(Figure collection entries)
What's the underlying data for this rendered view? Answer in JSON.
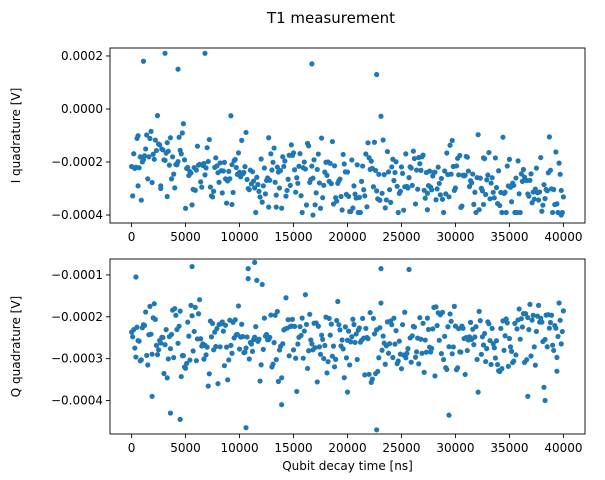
{
  "title": "T1 measurement",
  "colors": {
    "points": "#1f77b4",
    "axes": "#000000",
    "background": "#ffffff"
  },
  "chart_data": [
    {
      "type": "scatter",
      "panel": "top",
      "xlabel": "",
      "ylabel": "I quadrature [V]",
      "xlim": [
        -2000,
        42000
      ],
      "ylim": [
        -0.00043,
        0.00023
      ],
      "xticks": [
        0,
        5000,
        10000,
        15000,
        20000,
        25000,
        30000,
        35000,
        40000
      ],
      "xtick_labels": [
        "0",
        "5000",
        "10000",
        "15000",
        "20000",
        "25000",
        "30000",
        "35000",
        "40000"
      ],
      "yticks": [
        -0.0004,
        -0.0002,
        0.0,
        0.0002
      ],
      "ytick_labels": [
        "−0.0004",
        "−0.0002",
        "0.0000",
        "0.0002"
      ],
      "x_start": 0,
      "x_step": 100,
      "n_points": 401,
      "trend": {
        "A": 0.00013,
        "T1": 12000,
        "offset": -0.00029
      },
      "noise_sd": 7.5e-05,
      "highlight_points": [
        [
          3100,
          0.00021
        ],
        [
          6800,
          0.00021
        ],
        [
          1100,
          0.00018
        ],
        [
          4300,
          0.00015
        ],
        [
          16700,
          0.00017
        ],
        [
          22700,
          0.00013
        ],
        [
          16800,
          -0.0004
        ],
        [
          39800,
          -0.0004
        ],
        [
          13400,
          -0.00037
        ],
        [
          27400,
          -0.00038
        ],
        [
          12700,
          -0.00037
        ],
        [
          32600,
          -0.00036
        ],
        [
          9300,
          -0.00036
        ],
        [
          600,
          -0.00029
        ],
        [
          3300,
          -0.00033
        ],
        [
          2700,
          -0.0003
        ]
      ]
    },
    {
      "type": "scatter",
      "panel": "bottom",
      "xlabel": "Qubit decay time [ns]",
      "ylabel": "Q quadrature [V]",
      "xlim": [
        -2000,
        42000
      ],
      "ylim": [
        -0.00048,
        -6.2e-05
      ],
      "xticks": [
        0,
        5000,
        10000,
        15000,
        20000,
        25000,
        30000,
        35000,
        40000
      ],
      "xtick_labels": [
        "0",
        "5000",
        "10000",
        "15000",
        "20000",
        "25000",
        "30000",
        "35000",
        "40000"
      ],
      "yticks": [
        -0.0004,
        -0.0003,
        -0.0002,
        -0.0001
      ],
      "ytick_labels": [
        "−0.0004",
        "−0.0003",
        "−0.0002",
        "−0.0001"
      ],
      "x_start": 0,
      "x_step": 100,
      "n_points": 401,
      "mean": -0.000255,
      "noise_sd": 4.8e-05,
      "highlight_points": [
        [
          11400,
          -7e-05
        ],
        [
          10800,
          -8.5e-05
        ],
        [
          23100,
          -8.5e-05
        ],
        [
          400,
          -0.000105
        ],
        [
          5600,
          -8e-05
        ],
        [
          22700,
          -0.00047
        ],
        [
          10600,
          -0.000465
        ],
        [
          4500,
          -0.000445
        ],
        [
          3600,
          -0.00043
        ],
        [
          29400,
          -0.000435
        ],
        [
          13900,
          -0.00041
        ],
        [
          1900,
          -0.00039
        ],
        [
          36700,
          -0.00039
        ],
        [
          38300,
          -0.0004
        ],
        [
          20000,
          -0.00038
        ],
        [
          39400,
          -0.00033
        ]
      ]
    }
  ]
}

Your task: Extract the full listing exactly, with the pictures left out.

Solution below:
What's the underlying data for this rendered view? Answer in JSON.
{
  "title": "T1 measurement",
  "colors": {
    "points": "#1f77b4",
    "axes": "#000000",
    "background": "#ffffff"
  },
  "chart_data": [
    {
      "type": "scatter",
      "panel": "top",
      "xlabel": "",
      "ylabel": "I quadrature [V]",
      "xlim": [
        -2000,
        42000
      ],
      "ylim": [
        -0.00043,
        0.00023
      ],
      "xticks": [
        0,
        5000,
        10000,
        15000,
        20000,
        25000,
        30000,
        35000,
        40000
      ],
      "xtick_labels": [
        "0",
        "5000",
        "10000",
        "15000",
        "20000",
        "25000",
        "30000",
        "35000",
        "40000"
      ],
      "yticks": [
        -0.0004,
        -0.0002,
        0.0,
        0.0002
      ],
      "ytick_labels": [
        "−0.0004",
        "−0.0002",
        "0.0000",
        "0.0002"
      ],
      "x_start": 0,
      "x_step": 100,
      "n_points": 401,
      "trend": {
        "A": 0.00013,
        "T1": 12000,
        "offset": -0.00029
      },
      "noise_sd": 7.5e-05,
      "highlight_points": [
        [
          3100,
          0.00021
        ],
        [
          6800,
          0.00021
        ],
        [
          1100,
          0.00018
        ],
        [
          4300,
          0.00015
        ],
        [
          16700,
          0.00017
        ],
        [
          22700,
          0.00013
        ],
        [
          16800,
          -0.0004
        ],
        [
          39800,
          -0.0004
        ],
        [
          13400,
          -0.00037
        ],
        [
          27400,
          -0.00038
        ],
        [
          12700,
          -0.00037
        ],
        [
          32600,
          -0.00036
        ],
        [
          9300,
          -0.00036
        ],
        [
          600,
          -0.00029
        ],
        [
          3300,
          -0.00033
        ],
        [
          2700,
          -0.0003
        ]
      ]
    },
    {
      "type": "scatter",
      "panel": "bottom",
      "xlabel": "Qubit decay time [ns]",
      "ylabel": "Q quadrature [V]",
      "xlim": [
        -2000,
        42000
      ],
      "ylim": [
        -0.00048,
        -6.2e-05
      ],
      "xticks": [
        0,
        5000,
        10000,
        15000,
        20000,
        25000,
        30000,
        35000,
        40000
      ],
      "xtick_labels": [
        "0",
        "5000",
        "10000",
        "15000",
        "20000",
        "25000",
        "30000",
        "35000",
        "40000"
      ],
      "yticks": [
        -0.0004,
        -0.0003,
        -0.0002,
        -0.0001
      ],
      "ytick_labels": [
        "−0.0004",
        "−0.0003",
        "−0.0002",
        "−0.0001"
      ],
      "x_start": 0,
      "x_step": 100,
      "n_points": 401,
      "mean": -0.000255,
      "noise_sd": 4.8e-05,
      "highlight_points": [
        [
          11400,
          -7e-05
        ],
        [
          10800,
          -8.5e-05
        ],
        [
          23100,
          -8.5e-05
        ],
        [
          400,
          -0.000105
        ],
        [
          5600,
          -8e-05
        ],
        [
          22700,
          -0.00047
        ],
        [
          10600,
          -0.000465
        ],
        [
          4500,
          -0.000445
        ],
        [
          3600,
          -0.00043
        ],
        [
          29400,
          -0.000435
        ],
        [
          13900,
          -0.00041
        ],
        [
          1900,
          -0.00039
        ],
        [
          36700,
          -0.00039
        ],
        [
          38300,
          -0.0004
        ],
        [
          20000,
          -0.00038
        ],
        [
          39400,
          -0.00033
        ]
      ]
    }
  ]
}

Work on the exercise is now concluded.